------ WORKING DATA ------
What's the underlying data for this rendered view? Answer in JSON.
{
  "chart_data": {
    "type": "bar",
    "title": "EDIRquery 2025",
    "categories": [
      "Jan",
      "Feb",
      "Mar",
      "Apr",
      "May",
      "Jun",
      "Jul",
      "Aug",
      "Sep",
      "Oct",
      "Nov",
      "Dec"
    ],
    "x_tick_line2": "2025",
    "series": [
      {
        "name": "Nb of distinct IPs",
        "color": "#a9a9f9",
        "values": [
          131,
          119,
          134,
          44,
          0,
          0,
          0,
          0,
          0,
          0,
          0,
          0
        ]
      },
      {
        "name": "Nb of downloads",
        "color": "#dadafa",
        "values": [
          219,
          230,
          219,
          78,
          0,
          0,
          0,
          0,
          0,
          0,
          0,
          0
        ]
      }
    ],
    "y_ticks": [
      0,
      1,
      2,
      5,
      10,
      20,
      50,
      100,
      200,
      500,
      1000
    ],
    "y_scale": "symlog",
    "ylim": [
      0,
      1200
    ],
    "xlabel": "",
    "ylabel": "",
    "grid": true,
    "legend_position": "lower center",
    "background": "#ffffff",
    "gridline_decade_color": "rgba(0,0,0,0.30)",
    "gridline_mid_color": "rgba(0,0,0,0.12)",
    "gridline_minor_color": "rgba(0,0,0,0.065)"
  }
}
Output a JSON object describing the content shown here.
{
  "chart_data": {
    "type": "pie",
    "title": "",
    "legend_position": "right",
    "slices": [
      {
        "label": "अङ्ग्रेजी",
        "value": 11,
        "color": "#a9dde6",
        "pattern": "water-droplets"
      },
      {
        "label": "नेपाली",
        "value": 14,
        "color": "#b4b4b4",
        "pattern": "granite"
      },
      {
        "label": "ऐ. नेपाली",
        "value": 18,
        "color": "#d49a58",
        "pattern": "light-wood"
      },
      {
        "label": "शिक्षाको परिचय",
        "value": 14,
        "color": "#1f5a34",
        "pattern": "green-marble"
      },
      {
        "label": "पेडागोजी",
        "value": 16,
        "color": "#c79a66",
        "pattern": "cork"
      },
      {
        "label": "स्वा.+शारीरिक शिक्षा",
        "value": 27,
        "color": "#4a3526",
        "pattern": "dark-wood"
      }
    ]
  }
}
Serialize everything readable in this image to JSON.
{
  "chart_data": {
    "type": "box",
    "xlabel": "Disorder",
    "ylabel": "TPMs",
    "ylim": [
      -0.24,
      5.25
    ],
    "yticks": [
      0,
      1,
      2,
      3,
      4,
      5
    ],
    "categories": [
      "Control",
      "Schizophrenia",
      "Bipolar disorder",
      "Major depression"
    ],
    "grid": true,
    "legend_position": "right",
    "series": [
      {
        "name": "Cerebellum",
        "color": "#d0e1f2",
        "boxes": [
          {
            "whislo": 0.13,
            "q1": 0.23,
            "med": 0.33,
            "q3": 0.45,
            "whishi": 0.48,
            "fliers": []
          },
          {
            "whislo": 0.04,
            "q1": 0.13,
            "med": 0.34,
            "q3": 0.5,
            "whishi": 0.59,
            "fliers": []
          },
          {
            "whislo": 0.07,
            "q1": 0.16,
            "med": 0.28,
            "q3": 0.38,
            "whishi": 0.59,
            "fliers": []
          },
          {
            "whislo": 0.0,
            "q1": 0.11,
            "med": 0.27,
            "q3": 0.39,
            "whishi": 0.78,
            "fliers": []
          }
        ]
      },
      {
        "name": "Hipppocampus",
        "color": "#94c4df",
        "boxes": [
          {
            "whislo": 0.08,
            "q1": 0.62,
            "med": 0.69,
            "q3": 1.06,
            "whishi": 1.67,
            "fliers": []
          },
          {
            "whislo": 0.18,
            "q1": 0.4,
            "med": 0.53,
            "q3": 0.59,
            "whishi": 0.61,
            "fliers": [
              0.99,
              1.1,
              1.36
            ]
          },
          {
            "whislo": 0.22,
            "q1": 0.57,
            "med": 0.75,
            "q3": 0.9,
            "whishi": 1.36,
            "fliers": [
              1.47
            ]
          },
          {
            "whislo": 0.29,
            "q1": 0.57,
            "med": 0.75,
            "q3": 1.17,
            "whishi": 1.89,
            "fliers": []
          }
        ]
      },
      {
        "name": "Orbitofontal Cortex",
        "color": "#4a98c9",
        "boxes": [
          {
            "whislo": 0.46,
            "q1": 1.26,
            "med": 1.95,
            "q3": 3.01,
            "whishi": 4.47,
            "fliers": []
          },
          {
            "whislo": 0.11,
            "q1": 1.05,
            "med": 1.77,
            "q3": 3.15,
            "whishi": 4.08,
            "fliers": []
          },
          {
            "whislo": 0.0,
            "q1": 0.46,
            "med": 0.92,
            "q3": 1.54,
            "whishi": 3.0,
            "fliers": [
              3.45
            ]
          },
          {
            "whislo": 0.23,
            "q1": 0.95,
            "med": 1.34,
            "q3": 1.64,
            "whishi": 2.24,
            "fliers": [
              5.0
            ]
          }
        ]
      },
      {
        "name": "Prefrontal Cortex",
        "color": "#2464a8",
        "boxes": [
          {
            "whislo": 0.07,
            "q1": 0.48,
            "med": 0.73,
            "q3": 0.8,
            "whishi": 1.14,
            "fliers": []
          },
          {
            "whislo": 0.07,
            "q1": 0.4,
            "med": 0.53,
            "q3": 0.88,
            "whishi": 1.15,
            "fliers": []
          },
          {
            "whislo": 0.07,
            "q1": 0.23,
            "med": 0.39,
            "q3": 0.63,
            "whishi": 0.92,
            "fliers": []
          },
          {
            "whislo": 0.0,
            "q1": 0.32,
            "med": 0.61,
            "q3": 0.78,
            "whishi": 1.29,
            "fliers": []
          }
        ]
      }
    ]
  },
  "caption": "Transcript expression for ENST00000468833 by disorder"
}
------
• CHALLENGE:
Look through the entries above for the word "Cortex". Copy every line where it shows up.

• RESULT:
        "name": "Orbitofontal Cortex",
        "name": "Prefrontal Cortex",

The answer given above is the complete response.